[BEGIN EXERCISE DATA]
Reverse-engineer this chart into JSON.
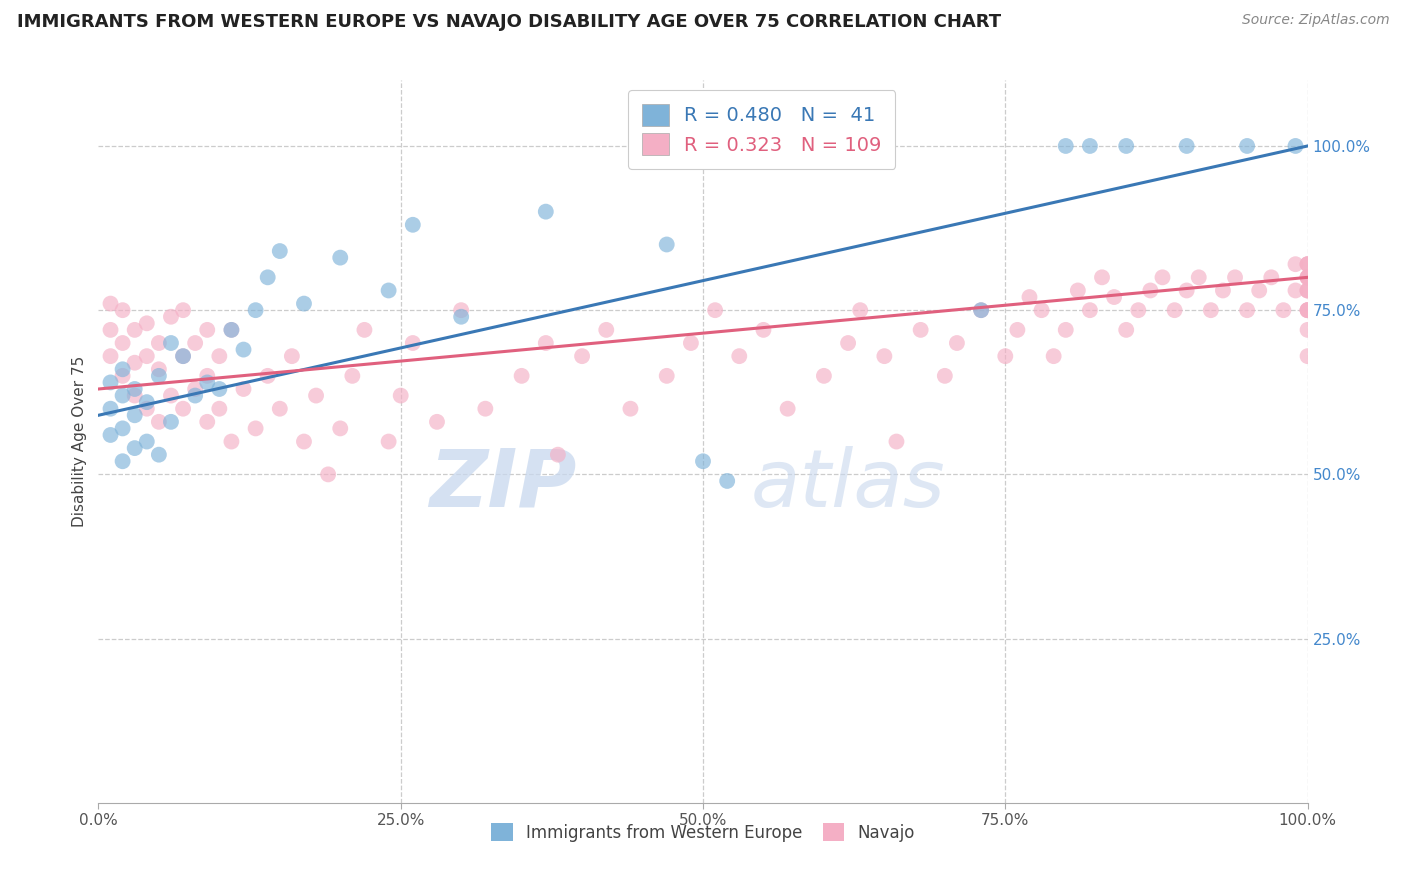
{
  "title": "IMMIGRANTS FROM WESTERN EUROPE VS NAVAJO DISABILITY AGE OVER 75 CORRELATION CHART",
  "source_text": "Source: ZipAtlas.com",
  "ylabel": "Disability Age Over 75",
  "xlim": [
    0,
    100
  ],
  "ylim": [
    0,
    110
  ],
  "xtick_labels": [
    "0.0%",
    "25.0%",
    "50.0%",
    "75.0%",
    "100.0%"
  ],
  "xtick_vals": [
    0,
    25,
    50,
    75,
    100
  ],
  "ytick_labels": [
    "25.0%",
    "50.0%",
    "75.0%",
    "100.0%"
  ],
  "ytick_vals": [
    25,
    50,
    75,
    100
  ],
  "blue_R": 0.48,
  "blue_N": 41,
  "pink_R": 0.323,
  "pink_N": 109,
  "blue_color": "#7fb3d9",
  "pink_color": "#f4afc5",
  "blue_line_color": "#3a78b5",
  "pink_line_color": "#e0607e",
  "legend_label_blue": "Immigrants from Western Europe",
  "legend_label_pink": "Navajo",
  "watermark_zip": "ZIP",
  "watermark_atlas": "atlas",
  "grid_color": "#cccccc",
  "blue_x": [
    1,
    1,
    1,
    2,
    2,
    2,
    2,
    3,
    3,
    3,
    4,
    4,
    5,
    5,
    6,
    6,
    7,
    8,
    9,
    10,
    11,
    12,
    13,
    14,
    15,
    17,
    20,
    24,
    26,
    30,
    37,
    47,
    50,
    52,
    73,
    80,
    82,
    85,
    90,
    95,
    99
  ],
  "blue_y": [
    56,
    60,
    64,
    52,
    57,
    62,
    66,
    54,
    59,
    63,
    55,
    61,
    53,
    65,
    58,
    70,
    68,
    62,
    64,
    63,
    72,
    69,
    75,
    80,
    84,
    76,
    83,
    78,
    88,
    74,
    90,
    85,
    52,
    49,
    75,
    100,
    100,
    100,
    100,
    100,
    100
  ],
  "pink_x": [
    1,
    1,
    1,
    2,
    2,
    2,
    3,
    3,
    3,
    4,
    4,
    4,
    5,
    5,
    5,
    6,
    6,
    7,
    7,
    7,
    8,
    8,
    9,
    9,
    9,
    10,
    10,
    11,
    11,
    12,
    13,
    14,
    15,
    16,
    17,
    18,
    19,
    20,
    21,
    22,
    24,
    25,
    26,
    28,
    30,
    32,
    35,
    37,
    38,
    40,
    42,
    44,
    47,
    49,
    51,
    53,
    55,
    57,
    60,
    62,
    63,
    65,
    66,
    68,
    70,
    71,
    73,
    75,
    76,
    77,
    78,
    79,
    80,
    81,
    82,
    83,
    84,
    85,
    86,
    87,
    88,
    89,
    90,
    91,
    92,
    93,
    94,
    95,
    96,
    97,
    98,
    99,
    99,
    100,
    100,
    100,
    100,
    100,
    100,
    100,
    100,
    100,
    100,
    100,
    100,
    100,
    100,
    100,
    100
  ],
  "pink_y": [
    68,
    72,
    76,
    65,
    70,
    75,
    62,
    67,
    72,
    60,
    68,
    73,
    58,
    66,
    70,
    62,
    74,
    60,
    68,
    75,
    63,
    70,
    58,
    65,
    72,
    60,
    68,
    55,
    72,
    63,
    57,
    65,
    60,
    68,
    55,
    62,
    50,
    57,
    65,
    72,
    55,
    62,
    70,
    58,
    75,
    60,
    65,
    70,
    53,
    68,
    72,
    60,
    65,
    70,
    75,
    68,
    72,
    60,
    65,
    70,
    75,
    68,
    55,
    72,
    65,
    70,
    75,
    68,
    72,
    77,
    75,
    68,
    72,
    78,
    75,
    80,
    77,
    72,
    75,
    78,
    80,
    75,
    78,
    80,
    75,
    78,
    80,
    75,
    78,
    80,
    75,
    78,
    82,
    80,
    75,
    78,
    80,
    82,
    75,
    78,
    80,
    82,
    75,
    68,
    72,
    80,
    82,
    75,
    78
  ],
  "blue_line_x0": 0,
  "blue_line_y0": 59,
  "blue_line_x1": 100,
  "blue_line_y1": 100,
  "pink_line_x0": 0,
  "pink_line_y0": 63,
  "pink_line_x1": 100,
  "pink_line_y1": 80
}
[END EXERCISE DATA]
**TASK REQUIREMENTS:** Repeat the data exactly, excluding the pictures.

**TASK RESULT:**
Reverse-engineer this chart into JSON.
{
  "title": "IMMIGRANTS FROM WESTERN EUROPE VS NAVAJO DISABILITY AGE OVER 75 CORRELATION CHART",
  "source_text": "Source: ZipAtlas.com",
  "ylabel": "Disability Age Over 75",
  "xlim": [
    0,
    100
  ],
  "ylim": [
    0,
    110
  ],
  "xtick_labels": [
    "0.0%",
    "25.0%",
    "50.0%",
    "75.0%",
    "100.0%"
  ],
  "xtick_vals": [
    0,
    25,
    50,
    75,
    100
  ],
  "ytick_labels": [
    "25.0%",
    "50.0%",
    "75.0%",
    "100.0%"
  ],
  "ytick_vals": [
    25,
    50,
    75,
    100
  ],
  "blue_R": 0.48,
  "blue_N": 41,
  "pink_R": 0.323,
  "pink_N": 109,
  "blue_color": "#7fb3d9",
  "pink_color": "#f4afc5",
  "blue_line_color": "#3a78b5",
  "pink_line_color": "#e0607e",
  "legend_label_blue": "Immigrants from Western Europe",
  "legend_label_pink": "Navajo",
  "watermark_zip": "ZIP",
  "watermark_atlas": "atlas",
  "grid_color": "#cccccc",
  "blue_x": [
    1,
    1,
    1,
    2,
    2,
    2,
    2,
    3,
    3,
    3,
    4,
    4,
    5,
    5,
    6,
    6,
    7,
    8,
    9,
    10,
    11,
    12,
    13,
    14,
    15,
    17,
    20,
    24,
    26,
    30,
    37,
    47,
    50,
    52,
    73,
    80,
    82,
    85,
    90,
    95,
    99
  ],
  "blue_y": [
    56,
    60,
    64,
    52,
    57,
    62,
    66,
    54,
    59,
    63,
    55,
    61,
    53,
    65,
    58,
    70,
    68,
    62,
    64,
    63,
    72,
    69,
    75,
    80,
    84,
    76,
    83,
    78,
    88,
    74,
    90,
    85,
    52,
    49,
    75,
    100,
    100,
    100,
    100,
    100,
    100
  ],
  "pink_x": [
    1,
    1,
    1,
    2,
    2,
    2,
    3,
    3,
    3,
    4,
    4,
    4,
    5,
    5,
    5,
    6,
    6,
    7,
    7,
    7,
    8,
    8,
    9,
    9,
    9,
    10,
    10,
    11,
    11,
    12,
    13,
    14,
    15,
    16,
    17,
    18,
    19,
    20,
    21,
    22,
    24,
    25,
    26,
    28,
    30,
    32,
    35,
    37,
    38,
    40,
    42,
    44,
    47,
    49,
    51,
    53,
    55,
    57,
    60,
    62,
    63,
    65,
    66,
    68,
    70,
    71,
    73,
    75,
    76,
    77,
    78,
    79,
    80,
    81,
    82,
    83,
    84,
    85,
    86,
    87,
    88,
    89,
    90,
    91,
    92,
    93,
    94,
    95,
    96,
    97,
    98,
    99,
    99,
    100,
    100,
    100,
    100,
    100,
    100,
    100,
    100,
    100,
    100,
    100,
    100,
    100,
    100,
    100,
    100
  ],
  "pink_y": [
    68,
    72,
    76,
    65,
    70,
    75,
    62,
    67,
    72,
    60,
    68,
    73,
    58,
    66,
    70,
    62,
    74,
    60,
    68,
    75,
    63,
    70,
    58,
    65,
    72,
    60,
    68,
    55,
    72,
    63,
    57,
    65,
    60,
    68,
    55,
    62,
    50,
    57,
    65,
    72,
    55,
    62,
    70,
    58,
    75,
    60,
    65,
    70,
    53,
    68,
    72,
    60,
    65,
    70,
    75,
    68,
    72,
    60,
    65,
    70,
    75,
    68,
    55,
    72,
    65,
    70,
    75,
    68,
    72,
    77,
    75,
    68,
    72,
    78,
    75,
    80,
    77,
    72,
    75,
    78,
    80,
    75,
    78,
    80,
    75,
    78,
    80,
    75,
    78,
    80,
    75,
    78,
    82,
    80,
    75,
    78,
    80,
    82,
    75,
    78,
    80,
    82,
    75,
    68,
    72,
    80,
    82,
    75,
    78
  ],
  "blue_line_x0": 0,
  "blue_line_y0": 59,
  "blue_line_x1": 100,
  "blue_line_y1": 100,
  "pink_line_x0": 0,
  "pink_line_y0": 63,
  "pink_line_x1": 100,
  "pink_line_y1": 80
}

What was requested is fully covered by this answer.